>> start RECORDS FOR THIS EXERCISE

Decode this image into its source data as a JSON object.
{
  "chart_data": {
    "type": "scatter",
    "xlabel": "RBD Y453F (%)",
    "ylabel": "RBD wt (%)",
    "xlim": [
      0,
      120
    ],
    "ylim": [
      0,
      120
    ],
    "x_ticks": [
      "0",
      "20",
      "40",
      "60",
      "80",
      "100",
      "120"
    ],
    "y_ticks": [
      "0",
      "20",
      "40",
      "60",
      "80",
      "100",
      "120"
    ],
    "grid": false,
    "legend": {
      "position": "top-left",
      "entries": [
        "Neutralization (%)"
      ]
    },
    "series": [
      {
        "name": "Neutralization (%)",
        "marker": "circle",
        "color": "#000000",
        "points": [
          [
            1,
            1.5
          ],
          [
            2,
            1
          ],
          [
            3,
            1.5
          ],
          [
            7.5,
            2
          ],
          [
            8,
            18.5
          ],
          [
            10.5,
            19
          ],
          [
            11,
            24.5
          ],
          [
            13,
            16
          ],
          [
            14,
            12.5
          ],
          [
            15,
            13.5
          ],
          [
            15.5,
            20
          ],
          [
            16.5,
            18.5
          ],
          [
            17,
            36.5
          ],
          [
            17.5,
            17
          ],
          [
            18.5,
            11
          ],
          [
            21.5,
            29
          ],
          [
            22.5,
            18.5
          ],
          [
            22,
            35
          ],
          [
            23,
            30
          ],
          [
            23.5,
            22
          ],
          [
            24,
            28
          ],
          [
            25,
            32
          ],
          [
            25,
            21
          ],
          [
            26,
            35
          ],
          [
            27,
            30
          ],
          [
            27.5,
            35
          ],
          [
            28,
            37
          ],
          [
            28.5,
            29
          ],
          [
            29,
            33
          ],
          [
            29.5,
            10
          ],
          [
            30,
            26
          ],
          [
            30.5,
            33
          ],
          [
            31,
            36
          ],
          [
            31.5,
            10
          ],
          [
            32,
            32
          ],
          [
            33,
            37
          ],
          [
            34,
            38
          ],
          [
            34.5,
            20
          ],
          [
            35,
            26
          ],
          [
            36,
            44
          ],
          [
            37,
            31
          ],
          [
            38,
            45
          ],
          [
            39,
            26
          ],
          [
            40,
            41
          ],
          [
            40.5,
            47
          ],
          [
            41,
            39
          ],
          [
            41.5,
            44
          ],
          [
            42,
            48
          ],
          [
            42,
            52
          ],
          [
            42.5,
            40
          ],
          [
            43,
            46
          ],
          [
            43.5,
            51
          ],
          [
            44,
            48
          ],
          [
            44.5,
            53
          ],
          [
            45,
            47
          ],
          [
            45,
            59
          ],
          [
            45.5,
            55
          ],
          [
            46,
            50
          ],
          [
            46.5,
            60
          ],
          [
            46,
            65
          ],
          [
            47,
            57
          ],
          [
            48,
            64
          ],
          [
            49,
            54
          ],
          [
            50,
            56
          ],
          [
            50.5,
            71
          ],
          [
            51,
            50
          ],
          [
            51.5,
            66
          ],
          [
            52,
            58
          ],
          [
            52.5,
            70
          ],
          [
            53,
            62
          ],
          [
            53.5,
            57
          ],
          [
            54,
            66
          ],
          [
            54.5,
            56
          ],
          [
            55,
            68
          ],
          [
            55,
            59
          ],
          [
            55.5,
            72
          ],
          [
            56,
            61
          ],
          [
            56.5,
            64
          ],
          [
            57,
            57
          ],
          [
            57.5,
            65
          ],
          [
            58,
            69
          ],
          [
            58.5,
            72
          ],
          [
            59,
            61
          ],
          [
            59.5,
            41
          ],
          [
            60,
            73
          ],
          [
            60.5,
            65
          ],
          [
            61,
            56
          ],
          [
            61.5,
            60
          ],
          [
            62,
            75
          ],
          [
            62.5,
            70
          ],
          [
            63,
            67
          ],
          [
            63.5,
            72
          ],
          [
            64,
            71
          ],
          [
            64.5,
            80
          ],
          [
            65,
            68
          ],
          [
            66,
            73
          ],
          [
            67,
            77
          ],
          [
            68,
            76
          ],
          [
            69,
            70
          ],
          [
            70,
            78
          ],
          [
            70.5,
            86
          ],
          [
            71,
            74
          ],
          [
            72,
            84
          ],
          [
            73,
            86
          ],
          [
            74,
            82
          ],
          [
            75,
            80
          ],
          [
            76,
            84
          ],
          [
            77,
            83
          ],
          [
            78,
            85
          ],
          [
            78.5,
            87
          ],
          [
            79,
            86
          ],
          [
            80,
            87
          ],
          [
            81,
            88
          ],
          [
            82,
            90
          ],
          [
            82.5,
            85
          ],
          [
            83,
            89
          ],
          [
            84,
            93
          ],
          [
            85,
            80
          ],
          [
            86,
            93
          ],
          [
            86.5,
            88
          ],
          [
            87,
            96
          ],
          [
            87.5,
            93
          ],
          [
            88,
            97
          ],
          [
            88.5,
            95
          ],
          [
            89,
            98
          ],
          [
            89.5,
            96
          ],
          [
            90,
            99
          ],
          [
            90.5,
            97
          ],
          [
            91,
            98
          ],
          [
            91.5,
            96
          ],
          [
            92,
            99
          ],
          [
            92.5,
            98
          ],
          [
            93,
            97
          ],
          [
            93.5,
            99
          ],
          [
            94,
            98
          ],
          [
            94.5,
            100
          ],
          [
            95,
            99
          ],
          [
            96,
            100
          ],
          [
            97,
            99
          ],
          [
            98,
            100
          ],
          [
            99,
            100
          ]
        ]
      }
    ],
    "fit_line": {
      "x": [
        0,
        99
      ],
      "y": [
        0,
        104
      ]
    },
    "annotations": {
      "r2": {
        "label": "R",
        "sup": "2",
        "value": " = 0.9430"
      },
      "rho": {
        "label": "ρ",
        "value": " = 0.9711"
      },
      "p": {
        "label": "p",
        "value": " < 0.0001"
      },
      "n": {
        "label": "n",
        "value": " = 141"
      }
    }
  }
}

>> end RECORDS FOR THIS EXERCISE

GIVEN TASK | Which lines in the records above contain the string "Neutralization"? Copy each one.

ANSWER TO THE TASK |
        "Neutralization (%)"
        "name": "Neutralization (%)",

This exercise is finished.